- PROBLEM REQUIREMENTS: Repeat each record exactly as written, and drop any images.

- PROVIDED DATA:
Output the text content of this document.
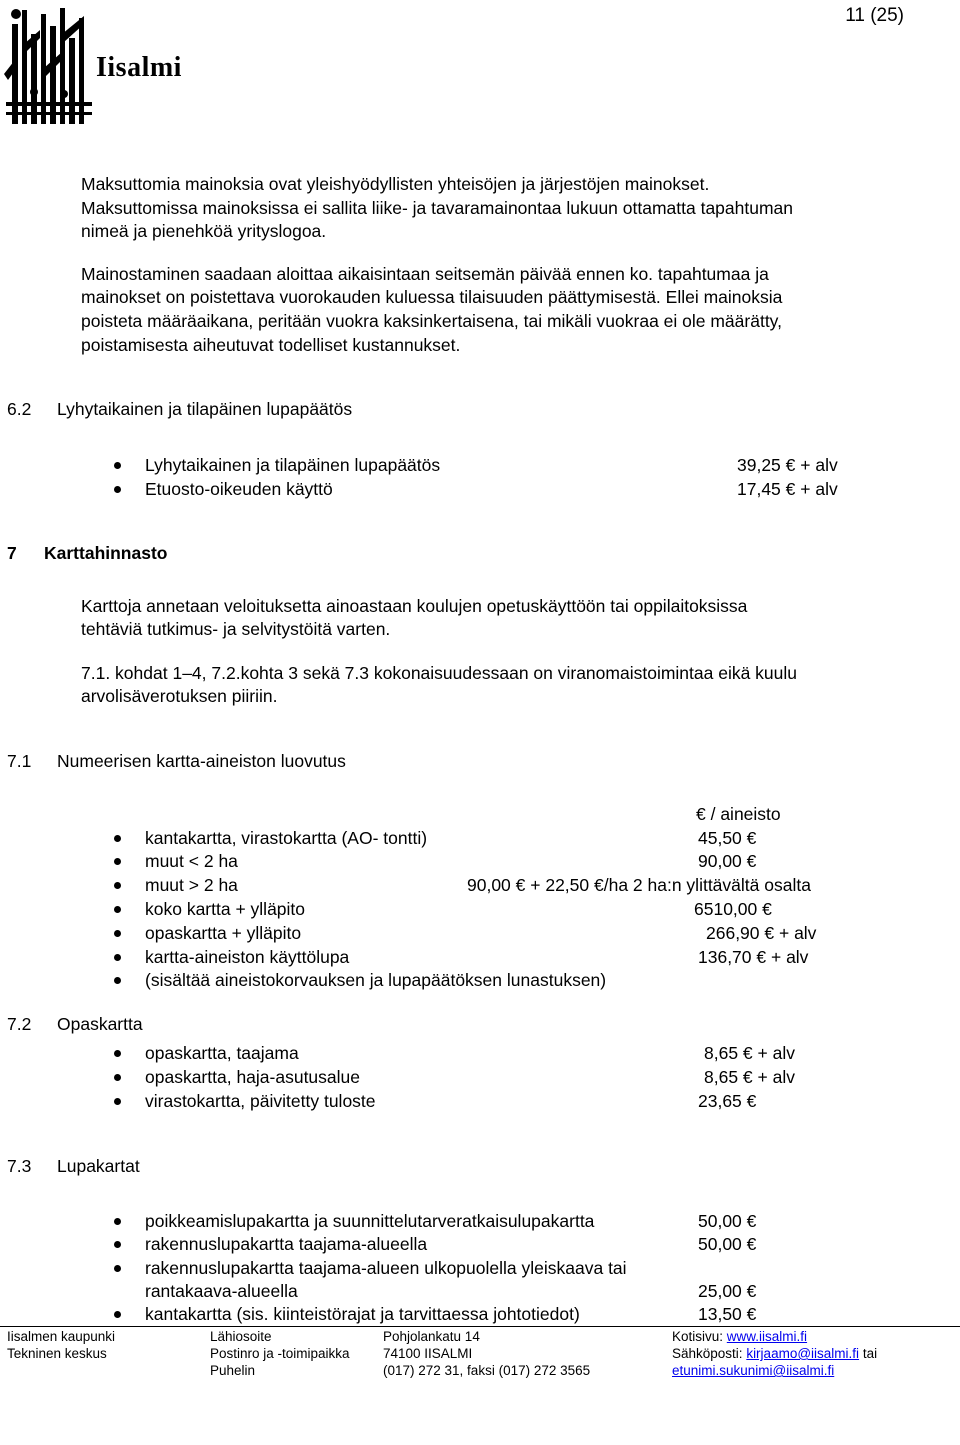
11 (25)
Iisalmi
Maksuttomia mainoksia ovat yleishyödyllisten yhteisöjen ja järjestöjen mainokset.
Maksuttomissa mainoksissa ei sallita liike- ja tavaramainontaa lukuun ottamatta tapahtuman
nimeä ja pienehköä yrityslogoa.
Mainostaminen saadaan aloittaa aikaisintaan seitsemän päivää ennen ko. tapahtumaa ja
mainokset on poistettava vuorokauden kuluessa tilaisuuden päättymisestä. Ellei mainoksia
poisteta määräaikana, peritään vuokra kaksinkertaisena, tai mikäli vuokraa ei ole määrätty,
poistamisesta aiheutuvat todelliset kustannukset.
6.2 Lyhytaikainen ja tilapäinen lupapäätös
Lyhytaikainen ja tilapäinen lupapäätös	39,25 € + alv
Etuosto-oikeuden käyttö	17,45 € + alv
7 Karttahinnasto
Karttoja annetaan veloituksetta ainoastaan koulujen opetuskäyttöön tai oppilaitoksissa
tehtäviä tutkimus- ja selvitystöitä varten.
7.1. kohdat 1–4, 7.2.kohta 3 sekä 7.3 kokonaisuudessaan on viranomaistoimintaa eikä kuulu
arvolisäverotuksen piiriin.
7.1 Numeerisen kartta-aineiston luovutus
€ / aineisto
kantakartta, virastokartta (AO- tontti)	45,50 €
muut < 2 ha	90,00 €
muut > 2 ha	90,00 € + 22,50 €/ha 2 ha:n ylittävältä osalta
koko kartta + ylläpito	6510,00 €
opaskartta + ylläpito	266,90 € + alv
kartta-aineiston käyttölupa	136,70 € + alv
(sisältää aineistokorvauksen ja lupapäätöksen lunastuksen)
7.2 Opaskartta
opaskartta, taajama	8,65 € + alv
opaskartta, haja-asutusalue	8,65 € + alv
virastokartta, päivitetty tuloste	23,65 €
7.3 Lupakartat
poikkeamislupakartta ja suunnittelutarveratkaisulupakartta	50,00 €
rakennuslupakartta taajama-alueella	50,00 €
rakennuslupakartta taajama-alueen ulkopuolella yleiskaava tai
rantakaava-alueella	25,00 €
kantakartta (sis. kiinteistörajat ja tarvittaessa johtotiedot)	13,50 €
Iisalmen kaupunki
Tekninen keskus
Lähiosoite
Postinro ja -toimipaikka
Puhelin
Pohjolankatu 14
74100 IISALMI
(017) 272 31, faksi (017) 272 3565
Kotisivu: www.iisalmi.fi
Sähköposti: kirjaamo@iisalmi.fi tai
etunimi.sukunimi@iisalmi.fi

- WRITTEN RESPONSE:
Output the text content of this document.
11 (25)
Iisalmi
Maksuttomia mainoksia ovat yleishyödyllisten yhteisöjen ja järjestöjen mainokset.
Maksuttomissa mainoksissa ei sallita liike- ja tavaramainontaa lukuun ottamatta tapahtuman
nimeä ja pienehköä yrityslogoa.
Mainostaminen saadaan aloittaa aikaisintaan seitsemän päivää ennen ko. tapahtumaa ja
mainokset on poistettava vuorokauden kuluessa tilaisuuden päättymisestä. Ellei mainoksia
poisteta määräaikana, peritään vuokra kaksinkertaisena, tai mikäli vuokraa ei ole määrätty,
poistamisesta aiheutuvat todelliset kustannukset.
6.2 Lyhytaikainen ja tilapäinen lupapäätös
Lyhytaikainen ja tilapäinen lupapäätös	39,25 € + alv
Etuosto-oikeuden käyttö	17,45 € + alv
7 Karttahinnasto
Karttoja annetaan veloituksetta ainoastaan koulujen opetuskäyttöön tai oppilaitoksissa
tehtäviä tutkimus- ja selvitystöitä varten.
7.1. kohdat 1–4, 7.2.kohta 3 sekä 7.3 kokonaisuudessaan on viranomaistoimintaa eikä kuulu
arvolisäverotuksen piiriin.
7.1 Numeerisen kartta-aineiston luovutus
€ / aineisto
kantakartta, virastokartta (AO- tontti)	45,50 €
muut < 2 ha	90,00 €
muut > 2 ha	90,00 € + 22,50 €/ha 2 ha:n ylittävältä osalta
koko kartta + ylläpito	6510,00 €
opaskartta + ylläpito	266,90 € + alv
kartta-aineiston käyttölupa	136,70 € + alv
(sisältää aineistokorvauksen ja lupapäätöksen lunastuksen)
7.2 Opaskartta
opaskartta, taajama	8,65 € + alv
opaskartta, haja-asutusalue	8,65 € + alv
virastokartta, päivitetty tuloste	23,65 €
7.3 Lupakartat
poikkeamislupakartta ja suunnittelutarveratkaisulupakartta	50,00 €
rakennuslupakartta taajama-alueella	50,00 €
rakennuslupakartta taajama-alueen ulkopuolella yleiskaava tai
rantakaava-alueella	25,00 €
kantakartta (sis. kiinteistörajat ja tarvittaessa johtotiedot)	13,50 €
Iisalmen kaupunki
Tekninen keskus
Lähiosoite
Postinro ja -toimipaikka
Puhelin
Pohjolankatu 14
74100 IISALMI
(017) 272 31, faksi (017) 272 3565
Kotisivu: www.iisalmi.fi
Sähköposti: kirjaamo@iisalmi.fi tai
etunimi.sukunimi@iisalmi.fi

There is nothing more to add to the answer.